▶ _TASK GOAL_: Reproduce all the lines exactly as they stand, apart from the pictures.

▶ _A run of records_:
....
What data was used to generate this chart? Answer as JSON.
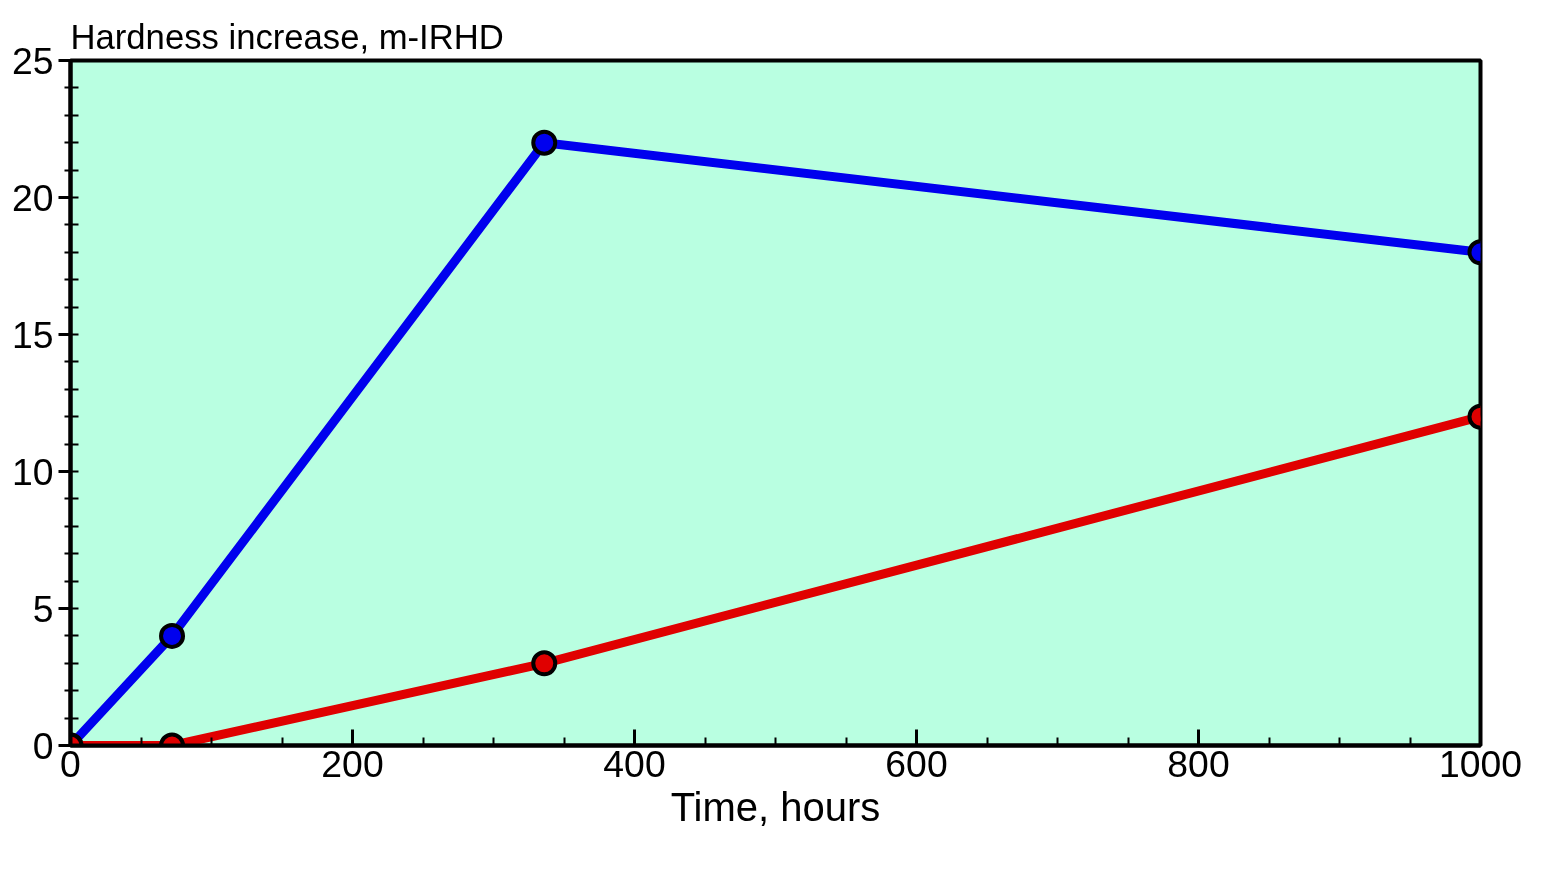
{
  "chart_data": {
    "type": "line",
    "xlabel": "Time, hours",
    "ylabel": "Hardness increase, m-IRHD",
    "x": [
      0,
      72,
      336,
      1000
    ],
    "series": [
      {
        "color": "#0000ee",
        "values": [
          0,
          4,
          22,
          18
        ]
      },
      {
        "color": "#e00000",
        "values": [
          0,
          0,
          3,
          12
        ]
      }
    ],
    "xlim": [
      0,
      1000
    ],
    "ylim": [
      0,
      25
    ],
    "xticks": [
      0,
      200,
      400,
      600,
      800,
      1000
    ],
    "yticks": [
      0,
      5,
      10,
      15,
      20,
      25
    ],
    "grid": false,
    "marker": "circle",
    "line_style": "solid"
  }
}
....
▶ _EXERCISE RESULT_:
What data was used to generate this chart? Answer as JSON.
{
  "chart_data": {
    "type": "line",
    "xlabel": "Time, hours",
    "ylabel": "Hardness increase, m-IRHD",
    "x": [
      0,
      72,
      336,
      1000
    ],
    "series": [
      {
        "color": "#0000ee",
        "values": [
          0,
          4,
          22,
          18
        ]
      },
      {
        "color": "#e00000",
        "values": [
          0,
          0,
          3,
          12
        ]
      }
    ],
    "xlim": [
      0,
      1000
    ],
    "ylim": [
      0,
      25
    ],
    "xticks": [
      0,
      200,
      400,
      600,
      800,
      1000
    ],
    "yticks": [
      0,
      5,
      10,
      15,
      20,
      25
    ],
    "grid": false,
    "marker": "circle",
    "line_style": "solid"
  }
}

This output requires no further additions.